Data extract start
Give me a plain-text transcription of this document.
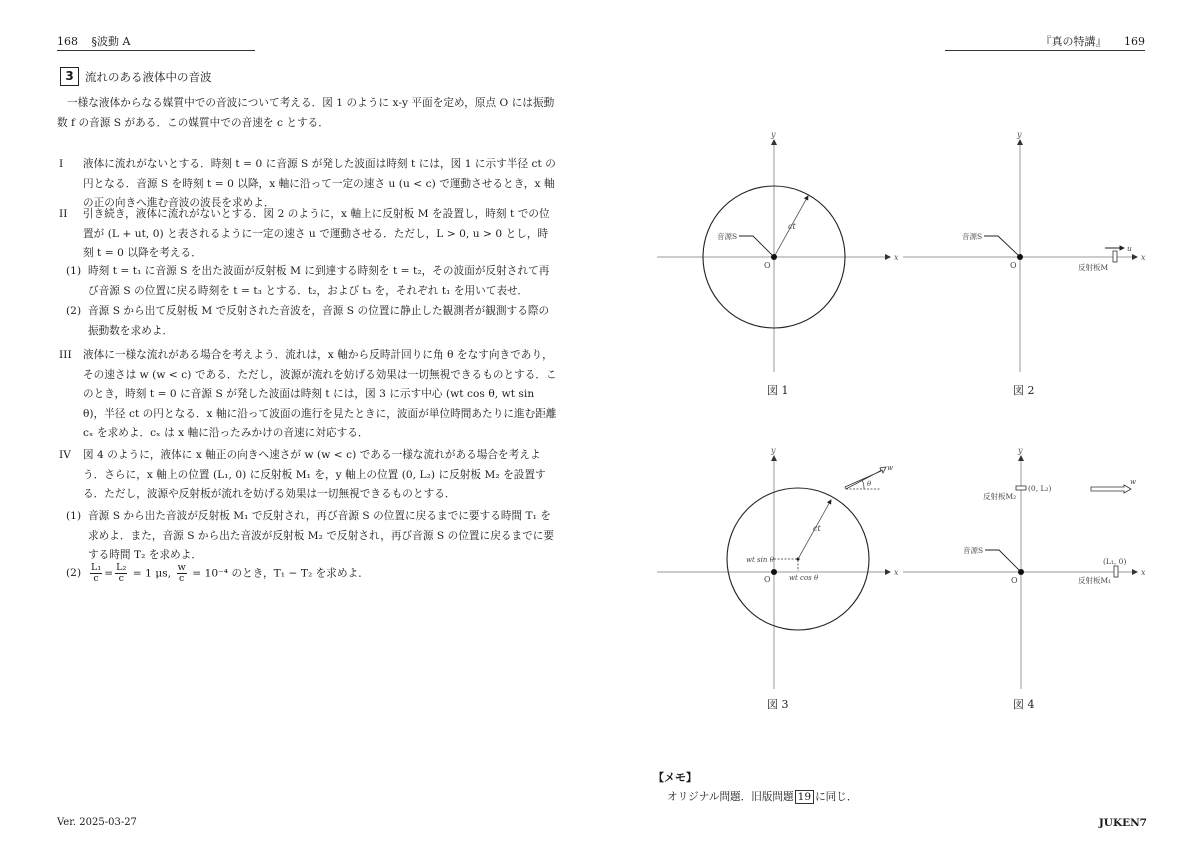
168 §波動 A	『真の特講』 169
3 流れのある液体中の音波
一様な液体からなる媒質中での音波について考える．図 1 のように x-y 平面を定め，原点 O には振動数 f の音源 S がある．この媒質中での音速を c とする．
I	液体に流れがないとする．時刻 t = 0 に音源 S が発した波面は時刻 t には，図 1 に示す半径 ct の円となる．音源 S を時刻 t = 0 以降，x 軸に沿って一定の速さ u (u < c) で運動させるとき，x 軸の正の向きへ進む音波の波長を求めよ．
II	引き続き，液体に流れがないとする．図 2 のように，x 軸上に反射板 M を設置し，時刻 t での位置が (L + ut, 0) と表されるように一定の速さ u で運動させる．ただし，L > 0, u > 0 とし，時刻 t = 0 以降を考える．
(1) 時刻 t = t₁ に音源 S を出た波面が反射板 M に到達する時刻を t = t₂，その波面が反射されて再び音源 S の位置に戻る時刻を t = t₃ とする．t₂，および t₃ を，それぞれ t₁ を用いて表せ．
(2) 音源 S から出て反射板 M で反射された音波を，音源 S の位置に静止した観測者が観測する際の振動数を求めよ．
III	液体に一様な流れがある場合を考えよう．流れは，x 軸から反時計回りに角 θ をなす向きであり，その速さは w (w < c) である．ただし，波源が流れを妨げる効果は一切無視できるものとする．このとき，時刻 t = 0 に音源 S が発した波面は時刻 t には，図 3 に示す中心 (wt cos θ, wt sin θ)，半径 ct の円となる．x 軸に沿って波面の進行を見たときに，波面が単位時間あたりに進む距離 cₓ を求めよ．cₓ は x 軸に沿ったみかけの音速に対応する．
IV	図 4 のように，液体に x 軸正の向きへ速さが w (w < c) である一様な流れがある場合を考えよう．さらに，x 軸上の位置 (L₁, 0) に反射板 M₁ を，y 軸上の位置 (0, L₂) に反射板 M₂ を設置する．ただし，波源や反射板が流れを妨げる効果は一切無視できるものとする．
(1) 音源 S から出た音波が反射板 M₁ で反射され，再び音源 S の位置に戻るまでに要する時間 T₁ を求めよ．また，音源 S から出た音波が反射板 M₂ で反射され，再び音源 S の位置に戻るまでに要する時間 T₂ を求めよ．
$(2) \frac{\text{L₁}}{c} = \frac{\text{L₂}}{c} = 1$ μs, $\frac{w}{c} = 10^{-4}$ のとき，T₁ − T₂ を求めよ．
x
y
ct
音源S
O
図 1
x
y
音源S
O
u
反射板M
図 2
x
y
ct
wt sin θ
wt cos θ
O
w
θ
図 3
x
y
音源S
O
(0, L₂)
反射板M₂
(L₁, 0)
反射板M₁
w
図 4
【メモ】
オリジナル問題．旧版問題 19 に同じ．
Ver. 2025-03-27	JUKEN7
Data extract end
* Exercise details *
Reproduce the entries above exactly. Do not include the images.

* Solution for this task *
Give me a plain-text transcription of this document.
168 §波動 A	『真の特講』 169
3 流れのある液体中の音波
一様な液体からなる媒質中での音波について考える．図 1 のように x-y 平面を定め，原点 O には振動数 f の音源 S がある．この媒質中での音速を c とする．
I	液体に流れがないとする．時刻 t = 0 に音源 S が発した波面は時刻 t には，図 1 に示す半径 ct の円となる．音源 S を時刻 t = 0 以降，x 軸に沿って一定の速さ u (u < c) で運動させるとき，x 軸の正の向きへ進む音波の波長を求めよ．
II	引き続き，液体に流れがないとする．図 2 のように，x 軸上に反射板 M を設置し，時刻 t での位置が (L + ut, 0) と表されるように一定の速さ u で運動させる．ただし，L > 0, u > 0 とし，時刻 t = 0 以降を考える．
(1) 時刻 t = t₁ に音源 S を出た波面が反射板 M に到達する時刻を t = t₂，その波面が反射されて再び音源 S の位置に戻る時刻を t = t₃ とする．t₂，および t₃ を，それぞれ t₁ を用いて表せ．
(2) 音源 S から出て反射板 M で反射された音波を，音源 S の位置に静止した観測者が観測する際の振動数を求めよ．
III	液体に一様な流れがある場合を考えよう．流れは，x 軸から反時計回りに角 θ をなす向きであり，その速さは w (w < c) である．ただし，波源が流れを妨げる効果は一切無視できるものとする．このとき，時刻 t = 0 に音源 S が発した波面は時刻 t には，図 3 に示す中心 (wt cos θ, wt sin θ)，半径 ct の円となる．x 軸に沿って波面の進行を見たときに，波面が単位時間あたりに進む距離 cₓ を求めよ．cₓ は x 軸に沿ったみかけの音速に対応する．
IV	図 4 のように，液体に x 軸正の向きへ速さが w (w < c) である一様な流れがある場合を考えよう．さらに，x 軸上の位置 (L₁, 0) に反射板 M₁ を，y 軸上の位置 (0, L₂) に反射板 M₂ を設置する．ただし，波源や反射板が流れを妨げる効果は一切無視できるものとする．
(1) 音源 S から出た音波が反射板 M₁ で反射され，再び音源 S の位置に戻るまでに要する時間 T₁ を求めよ．また，音源 S から出た音波が反射板 M₂ で反射され，再び音源 S の位置に戻るまでに要する時間 T₂ を求めよ．
$(2) \frac{\text{L₁}}{c} = \frac{\text{L₂}}{c} = 1$ μs, $\frac{w}{c} = 10^{-4}$ のとき，T₁ − T₂ を求めよ．
x
y
ct
音源S
O
図 1
x
y
音源S
O
u
反射板M
図 2
x
y
ct
wt sin θ
wt cos θ
O
w
θ
図 3
x
y
音源S
O
(0, L₂)
反射板M₂
(L₁, 0)
反射板M₁
w
図 4
【メモ】
オリジナル問題．旧版問題 19 に同じ．
Ver. 2025-03-27	JUKEN7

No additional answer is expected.